DIRECTIVE: Copy every record word for word.

PROVIDED ENTRIES:
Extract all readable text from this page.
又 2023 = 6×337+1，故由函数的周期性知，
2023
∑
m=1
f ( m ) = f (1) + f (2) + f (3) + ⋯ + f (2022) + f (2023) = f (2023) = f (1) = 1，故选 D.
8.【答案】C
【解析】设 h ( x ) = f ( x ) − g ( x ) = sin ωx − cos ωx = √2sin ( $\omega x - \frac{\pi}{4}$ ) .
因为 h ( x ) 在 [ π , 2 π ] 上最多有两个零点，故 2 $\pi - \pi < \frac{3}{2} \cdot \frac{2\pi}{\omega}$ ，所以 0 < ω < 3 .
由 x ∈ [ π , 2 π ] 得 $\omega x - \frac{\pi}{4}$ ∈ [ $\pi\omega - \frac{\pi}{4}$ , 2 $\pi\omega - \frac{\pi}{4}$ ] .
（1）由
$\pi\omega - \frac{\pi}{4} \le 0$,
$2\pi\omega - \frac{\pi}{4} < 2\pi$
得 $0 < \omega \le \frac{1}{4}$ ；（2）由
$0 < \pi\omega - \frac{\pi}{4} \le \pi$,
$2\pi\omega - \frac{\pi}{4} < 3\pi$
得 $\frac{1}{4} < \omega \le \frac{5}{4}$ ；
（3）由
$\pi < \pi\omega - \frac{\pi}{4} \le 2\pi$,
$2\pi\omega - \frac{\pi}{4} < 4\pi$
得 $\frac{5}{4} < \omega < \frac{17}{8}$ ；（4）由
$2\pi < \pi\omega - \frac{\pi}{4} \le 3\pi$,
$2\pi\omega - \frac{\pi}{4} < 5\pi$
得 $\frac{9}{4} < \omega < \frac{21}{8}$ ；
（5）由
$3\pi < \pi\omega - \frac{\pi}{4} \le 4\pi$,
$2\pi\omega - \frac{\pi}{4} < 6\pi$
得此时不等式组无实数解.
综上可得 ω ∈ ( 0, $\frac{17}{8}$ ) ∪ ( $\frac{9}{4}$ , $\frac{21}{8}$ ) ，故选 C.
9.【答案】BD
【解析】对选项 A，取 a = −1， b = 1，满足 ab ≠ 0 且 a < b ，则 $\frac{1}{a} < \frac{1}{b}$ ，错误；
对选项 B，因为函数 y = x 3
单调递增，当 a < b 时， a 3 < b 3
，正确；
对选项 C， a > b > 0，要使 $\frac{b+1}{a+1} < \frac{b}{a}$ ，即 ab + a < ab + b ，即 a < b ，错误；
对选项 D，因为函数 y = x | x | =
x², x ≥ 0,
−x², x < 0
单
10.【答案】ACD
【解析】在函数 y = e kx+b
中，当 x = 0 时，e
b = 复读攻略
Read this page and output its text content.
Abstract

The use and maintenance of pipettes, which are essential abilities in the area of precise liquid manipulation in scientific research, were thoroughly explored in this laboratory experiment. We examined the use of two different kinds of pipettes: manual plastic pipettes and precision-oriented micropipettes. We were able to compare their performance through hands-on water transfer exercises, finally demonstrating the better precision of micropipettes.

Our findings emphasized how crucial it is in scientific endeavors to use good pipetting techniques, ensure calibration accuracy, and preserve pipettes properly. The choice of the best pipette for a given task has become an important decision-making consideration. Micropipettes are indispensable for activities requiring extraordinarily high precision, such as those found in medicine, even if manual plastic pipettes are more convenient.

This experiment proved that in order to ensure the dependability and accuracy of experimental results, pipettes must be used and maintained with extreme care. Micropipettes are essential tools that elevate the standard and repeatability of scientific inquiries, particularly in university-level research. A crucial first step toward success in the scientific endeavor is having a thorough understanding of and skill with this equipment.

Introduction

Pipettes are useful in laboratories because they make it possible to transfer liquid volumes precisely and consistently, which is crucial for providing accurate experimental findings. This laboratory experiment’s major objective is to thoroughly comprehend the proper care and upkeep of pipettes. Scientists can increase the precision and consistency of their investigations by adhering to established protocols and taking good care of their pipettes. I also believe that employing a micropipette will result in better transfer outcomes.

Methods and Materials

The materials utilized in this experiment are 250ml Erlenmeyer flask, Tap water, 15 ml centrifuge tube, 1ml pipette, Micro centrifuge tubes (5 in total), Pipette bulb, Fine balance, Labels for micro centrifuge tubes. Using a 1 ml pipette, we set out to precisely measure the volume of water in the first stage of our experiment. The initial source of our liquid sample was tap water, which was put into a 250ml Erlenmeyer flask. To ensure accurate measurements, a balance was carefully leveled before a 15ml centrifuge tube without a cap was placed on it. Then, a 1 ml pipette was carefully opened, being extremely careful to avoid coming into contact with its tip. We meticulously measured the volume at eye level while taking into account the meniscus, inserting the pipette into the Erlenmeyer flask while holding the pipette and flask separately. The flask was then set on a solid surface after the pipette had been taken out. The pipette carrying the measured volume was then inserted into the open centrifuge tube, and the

TASK ANSWER:
Extract all readable text from this page.
又 2023 = 6×337+1，故由函数的周期性知，
2023
∑
m=1
f ( m ) = f (1) + f (2) + f (3) + ⋯ + f (2022) + f (2023) = f (2023) = f (1) = 1，故选 D.
8.【答案】C
【解析】设 h ( x ) = f ( x ) − g ( x ) = sin ωx − cos ωx = √2sin ( $\omega x - \frac{\pi}{4}$ ) .
因为 h ( x ) 在 [ π , 2 π ] 上最多有两个零点，故 2 $\pi - \pi < \frac{3}{2} \cdot \frac{2\pi}{\omega}$ ，所以 0 < ω < 3 .
由 x ∈ [ π , 2 π ] 得 $\omega x - \frac{\pi}{4}$ ∈ [ $\pi\omega - \frac{\pi}{4}$ , 2 $\pi\omega - \frac{\pi}{4}$ ] .
（1）由
$\pi\omega - \frac{\pi}{4} \le 0$,
$2\pi\omega - \frac{\pi}{4} < 2\pi$
得 $0 < \omega \le \frac{1}{4}$ ；（2）由
$0 < \pi\omega - \frac{\pi}{4} \le \pi$,
$2\pi\omega - \frac{\pi}{4} < 3\pi$
得 $\frac{1}{4} < \omega \le \frac{5}{4}$ ；
（3）由
$\pi < \pi\omega - \frac{\pi}{4} \le 2\pi$,
$2\pi\omega - \frac{\pi}{4} < 4\pi$
得 $\frac{5}{4} < \omega < \frac{17}{8}$ ；（4）由
$2\pi < \pi\omega - \frac{\pi}{4} \le 3\pi$,
$2\pi\omega - \frac{\pi}{4} < 5\pi$
得 $\frac{9}{4} < \omega < \frac{21}{8}$ ；
（5）由
$3\pi < \pi\omega - \frac{\pi}{4} \le 4\pi$,
$2\pi\omega - \frac{\pi}{4} < 6\pi$
得此时不等式组无实数解.
综上可得 ω ∈ ( 0, $\frac{17}{8}$ ) ∪ ( $\frac{9}{4}$ , $\frac{21}{8}$ ) ，故选 C.
9.【答案】BD
【解析】对选项 A，取 a = −1， b = 1，满足 ab ≠ 0 且 a < b ，则 $\frac{1}{a} < \frac{1}{b}$ ，错误；
对选项 B，因为函数 y = x 3
单调递增，当 a < b 时， a 3 < b 3
，正确；
对选项 C， a > b > 0，要使 $\frac{b+1}{a+1} < \frac{b}{a}$ ，即 ab + a < ab + b ，即 a < b ，错误；
对选项 D，因为函数 y = x | x | =
x², x ≥ 0,
−x², x < 0
单
10.【答案】ACD
【解析】在函数 y = e kx+b
中，当 x = 0 时，e
b = 复读攻略
Read this page and output its text content.
Abstract

The use and maintenance of pipettes, which are essential abilities in the area of precise liquid manipulation in scientific research, were thoroughly explored in this laboratory experiment. We examined the use of two different kinds of pipettes: manual plastic pipettes and precision-oriented micropipettes. We were able to compare their performance through hands-on water transfer exercises, finally demonstrating the better precision of micropipettes.

Our findings emphasized how crucial it is in scientific endeavors to use good pipetting techniques, ensure calibration accuracy, and preserve pipettes properly. The choice of the best pipette for a given task has become an important decision-making consideration. Micropipettes are indispensable for activities requiring extraordinarily high precision, such as those found in medicine, even if manual plastic pipettes are more convenient.

This experiment proved that in order to ensure the dependability and accuracy of experimental results, pipettes must be used and maintained with extreme care. Micropipettes are essential tools that elevate the standard and repeatability of scientific inquiries, particularly in university-level research. A crucial first step toward success in the scientific endeavor is having a thorough understanding of and skill with this equipment.

Introduction

Pipettes are useful in laboratories because they make it possible to transfer liquid volumes precisely and consistently, which is crucial for providing accurate experimental findings. This laboratory experiment’s major objective is to thoroughly comprehend the proper care and upkeep of pipettes. Scientists can increase the precision and consistency of their investigations by adhering to established protocols and taking good care of their pipettes. I also believe that employing a micropipette will result in better transfer outcomes.

Methods and Materials

The materials utilized in this experiment are 250ml Erlenmeyer flask, Tap water, 15 ml centrifuge tube, 1ml pipette, Micro centrifuge tubes (5 in total), Pipette bulb, Fine balance, Labels for micro centrifuge tubes. Using a 1 ml pipette, we set out to precisely measure the volume of water in the first stage of our experiment. The initial source of our liquid sample was tap water, which was put into a 250ml Erlenmeyer flask. To ensure accurate measurements, a balance was carefully leveled before a 15ml centrifuge tube without a cap was placed on it. Then, a 1 ml pipette was carefully opened, being extremely careful to avoid coming into contact with its tip. We meticulously measured the volume at eye level while taking into account the meniscus, inserting the pipette into the Erlenmeyer flask while holding the pipette and flask separately. The flask was then set on a solid surface after the pipette had been taken out. The pipette carrying the measured volume was then inserted into the open centrifuge tube, and the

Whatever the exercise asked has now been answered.